-- Begin --

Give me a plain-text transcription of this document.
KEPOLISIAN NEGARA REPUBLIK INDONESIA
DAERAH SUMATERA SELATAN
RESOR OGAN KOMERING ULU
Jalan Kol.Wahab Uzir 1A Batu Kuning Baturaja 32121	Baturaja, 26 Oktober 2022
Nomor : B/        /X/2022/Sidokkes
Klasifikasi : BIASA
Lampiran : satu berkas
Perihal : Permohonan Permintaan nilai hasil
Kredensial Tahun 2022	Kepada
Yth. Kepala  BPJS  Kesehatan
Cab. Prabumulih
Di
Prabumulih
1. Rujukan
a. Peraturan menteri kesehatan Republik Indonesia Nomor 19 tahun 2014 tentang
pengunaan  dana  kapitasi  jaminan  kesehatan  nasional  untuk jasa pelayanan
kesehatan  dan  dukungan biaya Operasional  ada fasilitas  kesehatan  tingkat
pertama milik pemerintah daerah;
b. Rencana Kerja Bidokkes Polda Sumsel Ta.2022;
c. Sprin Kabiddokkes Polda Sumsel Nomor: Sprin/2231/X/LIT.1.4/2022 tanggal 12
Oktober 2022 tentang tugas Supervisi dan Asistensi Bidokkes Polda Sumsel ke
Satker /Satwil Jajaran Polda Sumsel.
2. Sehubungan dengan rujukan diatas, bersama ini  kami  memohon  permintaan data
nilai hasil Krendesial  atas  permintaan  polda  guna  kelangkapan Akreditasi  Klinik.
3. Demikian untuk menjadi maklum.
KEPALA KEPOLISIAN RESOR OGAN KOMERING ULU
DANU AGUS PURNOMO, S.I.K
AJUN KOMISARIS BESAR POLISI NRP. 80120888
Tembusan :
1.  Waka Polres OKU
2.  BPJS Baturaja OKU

-- End --

## What is asked
Exactly reproduce all of the entries.

## Answer to the task
Give me a plain-text transcription of this document.
KEPOLISIAN NEGARA REPUBLIK INDONESIA
DAERAH SUMATERA SELATAN
RESOR OGAN KOMERING ULU
Jalan Kol.Wahab Uzir 1A Batu Kuning Baturaja 32121	Baturaja, 26 Oktober 2022
Nomor : B/        /X/2022/Sidokkes
Klasifikasi : BIASA
Lampiran : satu berkas
Perihal : Permohonan Permintaan nilai hasil
Kredensial Tahun 2022	Kepada
Yth. Kepala  BPJS  Kesehatan
Cab. Prabumulih
Di
Prabumulih
1. Rujukan
a. Peraturan menteri kesehatan Republik Indonesia Nomor 19 tahun 2014 tentang
pengunaan  dana  kapitasi  jaminan  kesehatan  nasional  untuk jasa pelayanan
kesehatan  dan  dukungan biaya Operasional  ada fasilitas  kesehatan  tingkat
pertama milik pemerintah daerah;
b. Rencana Kerja Bidokkes Polda Sumsel Ta.2022;
c. Sprin Kabiddokkes Polda Sumsel Nomor: Sprin/2231/X/LIT.1.4/2022 tanggal 12
Oktober 2022 tentang tugas Supervisi dan Asistensi Bidokkes Polda Sumsel ke
Satker /Satwil Jajaran Polda Sumsel.
2. Sehubungan dengan rujukan diatas, bersama ini  kami  memohon  permintaan data
nilai hasil Krendesial  atas  permintaan  polda  guna  kelangkapan Akreditasi  Klinik.
3. Demikian untuk menjadi maklum.
KEPALA KEPOLISIAN RESOR OGAN KOMERING ULU
DANU AGUS PURNOMO, S.I.K
AJUN KOMISARIS BESAR POLISI NRP. 80120888
Tembusan :
1.  Waka Polres OKU
2.  BPJS Baturaja OKU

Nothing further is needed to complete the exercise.